_GOAL OF THE EXERCISE:_ Copy each line below in which the word "JSON" occurs.

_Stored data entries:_
═══
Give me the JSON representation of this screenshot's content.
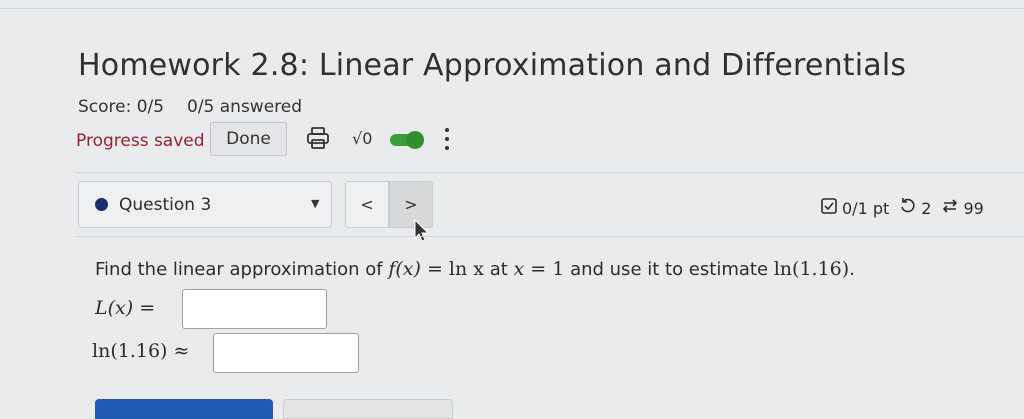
{
  "header": {
    "title": "Homework 2.8: Linear Approximation and Differentials",
    "score": "Score: 0/5",
    "answered": "0/5 answered",
    "progress_status": "Progress saved",
    "done_label": "Done",
    "sqrt_label": "√0",
    "toggle_on": true
  },
  "question_nav": {
    "selected_question": "Question 3",
    "prev_label": "<",
    "next_label": ">"
  },
  "question_meta": {
    "points": "0/1 pt",
    "retries": "2",
    "attempts": "99"
  },
  "problem": {
    "prompt_prefix": "Find the linear approximation of ",
    "f_of_x": "f(x)",
    "equals": " = ",
    "function": "ln x",
    "at_word": " at ",
    "x_var": "x",
    "x_value": "1",
    "prompt_suffix": " and use it to estimate ",
    "estimate_expr": "ln(1.16)",
    "period": ".",
    "lx_label": "L(x) =",
    "ln_label": "ln(1.16) ≈",
    "lx_answer": "",
    "ln_answer": ""
  },
  "colors": {
    "accent_green": "#3a9e3a",
    "progress_red": "#9b2130",
    "submit_blue": "#1f5bb5",
    "question_dot": "#1c2b6b"
  }
}
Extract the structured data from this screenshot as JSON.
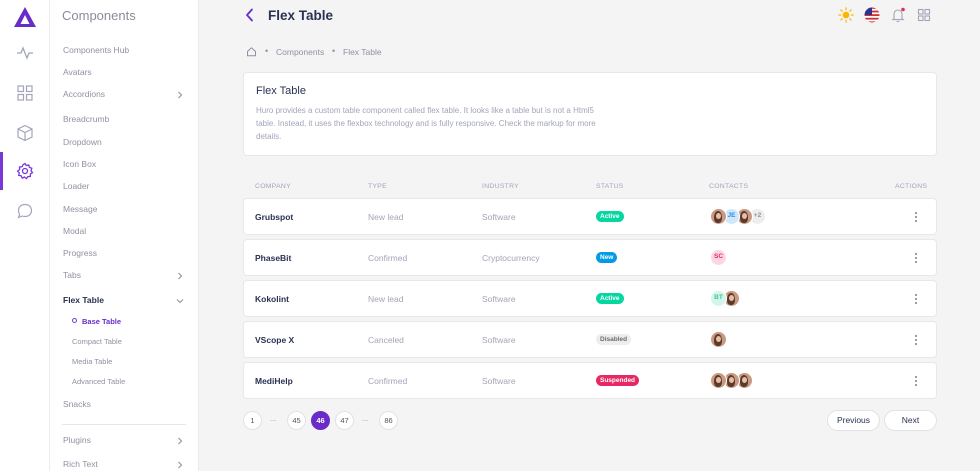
{
  "panel": {
    "title": "Components",
    "items": [
      {
        "label": "Components Hub"
      },
      {
        "label": "Avatars"
      },
      {
        "label": "Accordions"
      },
      {
        "label": "Breadcrumb"
      },
      {
        "label": "Dropdown"
      },
      {
        "label": "Icon Box"
      },
      {
        "label": "Loader"
      },
      {
        "label": "Message"
      },
      {
        "label": "Modal"
      },
      {
        "label": "Progress"
      },
      {
        "label": "Tabs"
      },
      {
        "label": "Flex Table"
      },
      {
        "label": "Snacks"
      },
      {
        "label": "Plugins"
      },
      {
        "label": "Rich Text"
      }
    ],
    "subitems": [
      {
        "label": "Base Table"
      },
      {
        "label": "Compact Table"
      },
      {
        "label": "Media Table"
      },
      {
        "label": "Advanced Table"
      }
    ]
  },
  "header": {
    "title": "Flex Table",
    "icons": [
      "sun-icon",
      "us-flag-icon",
      "bell-icon",
      "apps-grid-icon"
    ]
  },
  "breadcrumb": [
    "Components",
    "Flex Table"
  ],
  "intro": {
    "title": "Flex Table",
    "text": "Huro provides a custom table component called flex table. It looks like a table but is not a Html5 table. Instead, it uses the flexbox technology and is fully responsive. Check the markup for more details."
  },
  "table": {
    "headers": [
      "COMPANY",
      "TYPE",
      "INDUSTRY",
      "STATUS",
      "CONTACTS",
      "ACTIONS"
    ],
    "rows": [
      {
        "company": "Grubspot",
        "type": "New lead",
        "industry": "Software",
        "status": "Active",
        "status_color": "#06d6a0",
        "status_text_color": "#ffffff",
        "contacts": [
          {
            "kind": "photo"
          },
          {
            "kind": "initials",
            "text": "JE",
            "bg": "#cfe7fb",
            "fg": "#2b8de1"
          },
          {
            "kind": "photo"
          },
          {
            "kind": "more",
            "text": "+2",
            "bg": "#ededed",
            "fg": "#8f92a1"
          }
        ]
      },
      {
        "company": "PhaseBit",
        "type": "Confirmed",
        "industry": "Cryptocurrency",
        "status": "New",
        "status_color": "#039be5",
        "status_text_color": "#ffffff",
        "contacts": [
          {
            "kind": "initials",
            "text": "SC",
            "bg": "#fbd7e1",
            "fg": "#e62965"
          }
        ]
      },
      {
        "company": "Kokolint",
        "type": "New lead",
        "industry": "Software",
        "status": "Active",
        "status_color": "#06d6a0",
        "status_text_color": "#ffffff",
        "contacts": [
          {
            "kind": "initials",
            "text": "BT",
            "bg": "#d4f6ea",
            "fg": "#3cc99a"
          },
          {
            "kind": "photo"
          }
        ]
      },
      {
        "company": "VScope X",
        "type": "Canceled",
        "industry": "Software",
        "status": "Disabled",
        "status_color": "#ededed",
        "status_text_color": "#6b6b6b",
        "contacts": [
          {
            "kind": "photo"
          }
        ]
      },
      {
        "company": "MediHelp",
        "type": "Confirmed",
        "industry": "Software",
        "status": "Suspended",
        "status_color": "#e62965",
        "status_text_color": "#ffffff",
        "contacts": [
          {
            "kind": "photo"
          },
          {
            "kind": "photo"
          },
          {
            "kind": "photo"
          }
        ]
      }
    ]
  },
  "pagination": {
    "pages": [
      "1",
      "45",
      "46",
      "47",
      "86"
    ],
    "dots": "...",
    "current": "46",
    "previous": "Previous",
    "next": "Next"
  },
  "colors": {
    "accent": "#6a2cc9",
    "logo": "#6a2cc9"
  }
}
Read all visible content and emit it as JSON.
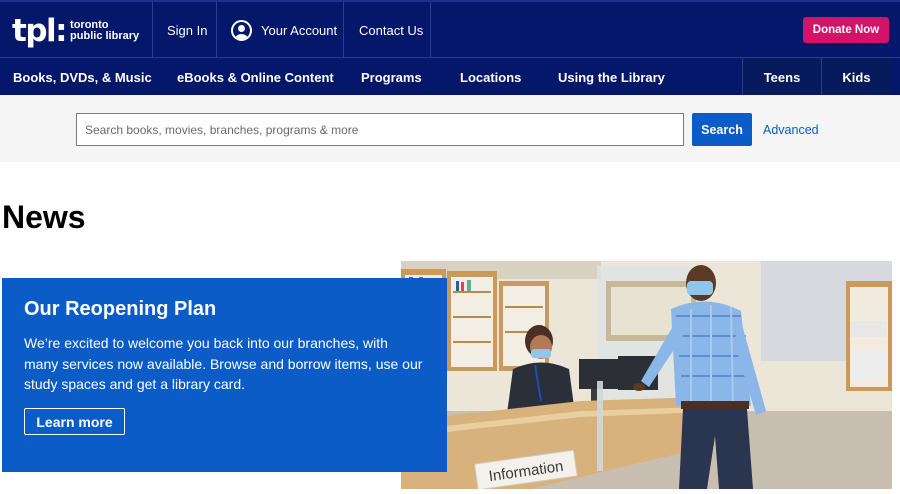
{
  "header": {
    "logo": {
      "mark": "tpl:",
      "line1": "toronto",
      "line2": "public library"
    },
    "sign_in": "Sign In",
    "your_account": "Your Account",
    "contact_us": "Contact Us",
    "donate": "Donate Now"
  },
  "nav": {
    "items": [
      "Books, DVDs, & Music",
      "eBooks & Online Content",
      "Programs",
      "Locations",
      "Using the Library"
    ],
    "teens": "Teens",
    "kids": "Kids"
  },
  "search": {
    "placeholder": "Search books, movies, branches, programs & more",
    "button": "Search",
    "advanced": "Advanced"
  },
  "page": {
    "title": "News"
  },
  "promo": {
    "title": "Our Reopening Plan",
    "text": "We’re excited to welcome you back into our branches, with many services now available. Browse and borrow items, use our study spaces and get a library card.",
    "button": "Learn more"
  },
  "photo": {
    "sign_text": "Information"
  },
  "colors": {
    "header_bg": "#04176b",
    "donate": "#d41367",
    "accent": "#0b5cc7",
    "search_band": "#f5f5f5"
  }
}
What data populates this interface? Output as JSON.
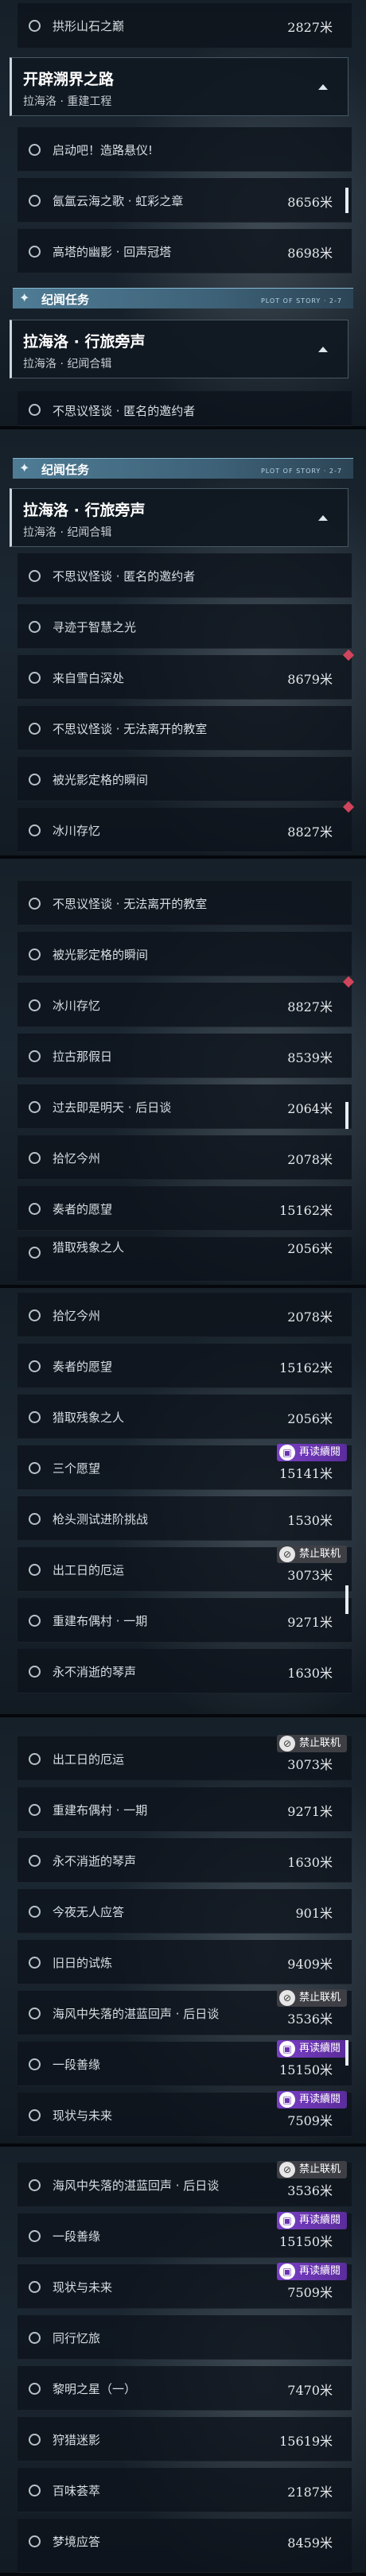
{
  "icons": {
    "radio": "radio-circle-icon",
    "diamond": "red-diamond-marker-icon",
    "star": "four-point-star-icon",
    "collapse": "chevron-up-icon",
    "bilibili": "bilibili-tv-icon",
    "nolink": "no-multiplayer-icon"
  },
  "colors": {
    "accent": "#4f7c95",
    "marker": "#d0455b",
    "badge_purple": "#7a3fc7",
    "badge_dark": "#3e3f45"
  },
  "badges": {
    "continue_reading": "再读續閱",
    "no_coop": "禁止联机"
  },
  "panels": [
    {
      "items": [
        {
          "label": "拱形山石之巅",
          "value": "2827米"
        },
        {
          "label": "启动吧！造路悬仪!",
          "value": ""
        },
        {
          "label": "氤氲云海之歌 · 虹彩之章",
          "value": "8656米"
        },
        {
          "label": "高塔的幽影 · 回声冠塔",
          "value": "8698米"
        }
      ],
      "header": {
        "title": "开辟溯界之路",
        "subtitle": "拉海洛 · 重建工程"
      },
      "section": {
        "title": "纪闻任务",
        "deco": "PLOT OF STORY · 2-7"
      },
      "header2": {
        "title": "拉海洛 · 行旅旁声",
        "subtitle": "拉海洛 · 纪闻合辑"
      },
      "partial": {
        "label": "不思议怪谈 · 匿名的邀约者"
      }
    },
    {
      "section": {
        "title": "纪闻任务",
        "deco": "PLOT OF STORY · 2-7"
      },
      "header": {
        "title": "拉海洛 · 行旅旁声",
        "subtitle": "拉海洛 · 纪闻合辑"
      },
      "items": [
        {
          "label": "不思议怪谈 · 匿名的邀约者",
          "value": ""
        },
        {
          "label": "寻迹于智慧之光",
          "value": ""
        },
        {
          "label": "来自雪白深处",
          "value": "8679米"
        },
        {
          "label": "不思议怪谈 · 无法离开的教室",
          "value": ""
        },
        {
          "label": "被光影定格的瞬间",
          "value": ""
        },
        {
          "label": "冰川存忆",
          "value": "8827米"
        }
      ]
    },
    {
      "items": [
        {
          "label": "不思议怪谈 · 无法离开的教室",
          "value": ""
        },
        {
          "label": "被光影定格的瞬间",
          "value": ""
        },
        {
          "label": "冰川存忆",
          "value": "8827米"
        },
        {
          "label": "拉古那假日",
          "value": "8539米"
        },
        {
          "label": "过去即是明天 · 后日谈",
          "value": "2064米"
        },
        {
          "label": "拾忆今州",
          "value": "2078米"
        },
        {
          "label": "奏者的愿望",
          "value": "15162米"
        },
        {
          "label": "猎取残象之人",
          "value": "2056米"
        }
      ]
    },
    {
      "items": [
        {
          "label": "拾忆今州",
          "value": "2078米"
        },
        {
          "label": "奏者的愿望",
          "value": "15162米"
        },
        {
          "label": "猎取残象之人",
          "value": "2056米"
        },
        {
          "label": "三个愿望",
          "value": "15141米"
        },
        {
          "label": "枪头测试进阶挑战",
          "value": "1530米"
        },
        {
          "label": "出工日的厄运",
          "value": "3073米"
        },
        {
          "label": "重建布偶村 · 一期",
          "value": "9271米"
        },
        {
          "label": "永不消逝的琴声",
          "value": "1630米"
        }
      ]
    },
    {
      "items": [
        {
          "label": "出工日的厄运",
          "value": "3073米"
        },
        {
          "label": "重建布偶村 · 一期",
          "value": "9271米"
        },
        {
          "label": "永不消逝的琴声",
          "value": "1630米"
        },
        {
          "label": "今夜无人应答",
          "value": "901米"
        },
        {
          "label": "旧日的试炼",
          "value": "9409米"
        },
        {
          "label": "海风中失落的湛蓝回声 · 后日谈",
          "value": "3536米"
        },
        {
          "label": "一段善缘",
          "value": "15150米"
        },
        {
          "label": "现状与未来",
          "value": "7509米"
        }
      ]
    },
    {
      "items": [
        {
          "label": "海风中失落的湛蓝回声 · 后日谈",
          "value": "3536米"
        },
        {
          "label": "一段善缘",
          "value": "15150米"
        },
        {
          "label": "现状与未来",
          "value": "7509米"
        },
        {
          "label": "同行忆旅",
          "value": ""
        },
        {
          "label": "黎明之星（一）",
          "value": "7470米"
        },
        {
          "label": "狩猎迷影",
          "value": "15619米"
        },
        {
          "label": "百味荟萃",
          "value": "2187米"
        },
        {
          "label": "梦境应答",
          "value": "8459米"
        }
      ]
    }
  ]
}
═══
_THE OUTPUT:_
Give me the JSON representation of this screenshot's content.
Extract the structured data from this screenshot as JSON.
Read all visible content and emit it as JSON.
What data populates this interface? Output as JSON.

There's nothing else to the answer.